▸ **STATED EXERCISE**
Transcribe every one of the records below without alteration, reproducing each line in full.

▸ **PROVIDED RECORDS**
◆ ◆ ◆ ◆ ◆
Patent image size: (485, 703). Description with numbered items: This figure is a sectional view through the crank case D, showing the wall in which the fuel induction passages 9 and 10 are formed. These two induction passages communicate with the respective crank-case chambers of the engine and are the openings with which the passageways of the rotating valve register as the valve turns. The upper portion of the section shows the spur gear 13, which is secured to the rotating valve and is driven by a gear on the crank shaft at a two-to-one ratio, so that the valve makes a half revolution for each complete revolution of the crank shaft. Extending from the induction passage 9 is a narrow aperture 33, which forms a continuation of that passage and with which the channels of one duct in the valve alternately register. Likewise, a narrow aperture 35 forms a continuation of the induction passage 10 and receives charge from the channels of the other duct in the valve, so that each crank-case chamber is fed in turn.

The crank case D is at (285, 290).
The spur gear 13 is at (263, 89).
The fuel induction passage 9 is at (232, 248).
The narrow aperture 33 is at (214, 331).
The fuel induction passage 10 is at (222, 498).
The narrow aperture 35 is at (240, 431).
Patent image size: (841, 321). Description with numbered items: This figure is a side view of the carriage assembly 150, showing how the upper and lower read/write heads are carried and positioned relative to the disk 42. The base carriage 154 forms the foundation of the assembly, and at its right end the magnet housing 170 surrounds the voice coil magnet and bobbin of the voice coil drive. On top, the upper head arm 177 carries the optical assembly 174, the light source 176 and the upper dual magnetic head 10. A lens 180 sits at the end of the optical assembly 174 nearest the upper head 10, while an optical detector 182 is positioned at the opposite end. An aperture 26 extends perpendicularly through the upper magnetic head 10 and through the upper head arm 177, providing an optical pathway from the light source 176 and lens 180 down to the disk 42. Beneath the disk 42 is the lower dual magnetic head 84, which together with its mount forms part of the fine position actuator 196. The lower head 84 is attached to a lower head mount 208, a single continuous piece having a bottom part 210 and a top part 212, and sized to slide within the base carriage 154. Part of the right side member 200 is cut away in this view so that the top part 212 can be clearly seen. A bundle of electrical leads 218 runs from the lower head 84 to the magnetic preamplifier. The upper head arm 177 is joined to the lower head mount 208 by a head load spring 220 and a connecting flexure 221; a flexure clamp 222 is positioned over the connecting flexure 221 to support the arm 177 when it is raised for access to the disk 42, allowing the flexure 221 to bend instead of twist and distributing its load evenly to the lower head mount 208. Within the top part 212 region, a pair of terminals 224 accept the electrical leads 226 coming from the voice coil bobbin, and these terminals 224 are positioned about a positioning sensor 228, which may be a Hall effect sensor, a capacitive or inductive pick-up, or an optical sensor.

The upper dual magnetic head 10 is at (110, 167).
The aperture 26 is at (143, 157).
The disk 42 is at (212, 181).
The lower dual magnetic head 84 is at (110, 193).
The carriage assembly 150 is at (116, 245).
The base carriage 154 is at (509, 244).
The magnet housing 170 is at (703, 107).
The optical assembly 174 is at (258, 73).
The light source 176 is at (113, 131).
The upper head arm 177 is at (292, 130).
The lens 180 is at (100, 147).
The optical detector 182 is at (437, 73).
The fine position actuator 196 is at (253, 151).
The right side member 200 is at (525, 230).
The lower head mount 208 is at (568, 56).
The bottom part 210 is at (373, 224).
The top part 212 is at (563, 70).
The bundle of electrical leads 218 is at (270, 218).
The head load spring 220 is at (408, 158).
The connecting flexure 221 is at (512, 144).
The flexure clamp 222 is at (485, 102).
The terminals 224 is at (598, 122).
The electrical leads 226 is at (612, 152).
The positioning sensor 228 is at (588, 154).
◆ ◆ ◆ ◆ ◆
▸ **PROBLEM SOLUTION**
Patent image size: (485, 703). Description with numbered items: This figure is a sectional view through the crank case D, showing the wall in which the fuel induction passages 9 and 10 are formed. These two induction passages communicate with the respective crank-case chambers of the engine and are the openings with which the passageways of the rotating valve register as the valve turns. The upper portion of the section shows the spur gear 13, which is secured to the rotating valve and is driven by a gear on the crank shaft at a two-to-one ratio, so that the valve makes a half revolution for each complete revolution of the crank shaft. Extending from the induction passage 9 is a narrow aperture 33, which forms a continuation of that passage and with which the channels of one duct in the valve alternately register. Likewise, a narrow aperture 35 forms a continuation of the induction passage 10 and receives charge from the channels of the other duct in the valve, so that each crank-case chamber is fed in turn.

The crank case D is at (285, 290).
The spur gear 13 is at (263, 89).
The fuel induction passage 9 is at (232, 248).
The narrow aperture 33 is at (214, 331).
The fuel induction passage 10 is at (222, 498).
The narrow aperture 35 is at (240, 431).
Patent image size: (841, 321). Description with numbered items: This figure is a side view of the carriage assembly 150, showing how the upper and lower read/write heads are carried and positioned relative to the disk 42. The base carriage 154 forms the foundation of the assembly, and at its right end the magnet housing 170 surrounds the voice coil magnet and bobbin of the voice coil drive. On top, the upper head arm 177 carries the optical assembly 174, the light source 176 and the upper dual magnetic head 10. A lens 180 sits at the end of the optical assembly 174 nearest the upper head 10, while an optical detector 182 is positioned at the opposite end. An aperture 26 extends perpendicularly through the upper magnetic head 10 and through the upper head arm 177, providing an optical pathway from the light source 176 and lens 180 down to the disk 42. Beneath the disk 42 is the lower dual magnetic head 84, which together with its mount forms part of the fine position actuator 196. The lower head 84 is attached to a lower head mount 208, a single continuous piece having a bottom part 210 and a top part 212, and sized to slide within the base carriage 154. Part of the right side member 200 is cut away in this view so that the top part 212 can be clearly seen. A bundle of electrical leads 218 runs from the lower head 84 to the magnetic preamplifier. The upper head arm 177 is joined to the lower head mount 208 by a head load spring 220 and a connecting flexure 221; a flexure clamp 222 is positioned over the connecting flexure 221 to support the arm 177 when it is raised for access to the disk 42, allowing the flexure 221 to bend instead of twist and distributing its load evenly to the lower head mount 208. Within the top part 212 region, a pair of terminals 224 accept the electrical leads 226 coming from the voice coil bobbin, and these terminals 224 are positioned about a positioning sensor 228, which may be a Hall effect sensor, a capacitive or inductive pick-up, or an optical sensor.

The upper dual magnetic head 10 is at (110, 167).
The aperture 26 is at (143, 157).
The disk 42 is at (212, 181).
The lower dual magnetic head 84 is at (110, 193).
The carriage assembly 150 is at (116, 245).
The base carriage 154 is at (509, 244).
The magnet housing 170 is at (703, 107).
The optical assembly 174 is at (258, 73).
The light source 176 is at (113, 131).
The upper head arm 177 is at (292, 130).
The lens 180 is at (100, 147).
The optical detector 182 is at (437, 73).
The fine position actuator 196 is at (253, 151).
The right side member 200 is at (525, 230).
The lower head mount 208 is at (568, 56).
The bottom part 210 is at (373, 224).
The top part 212 is at (563, 70).
The bundle of electrical leads 218 is at (270, 218).
The head load spring 220 is at (408, 158).
The connecting flexure 221 is at (512, 144).
The flexure clamp 222 is at (485, 102).
The terminals 224 is at (598, 122).
The electrical leads 226 is at (612, 152).
The positioning sensor 228 is at (588, 154).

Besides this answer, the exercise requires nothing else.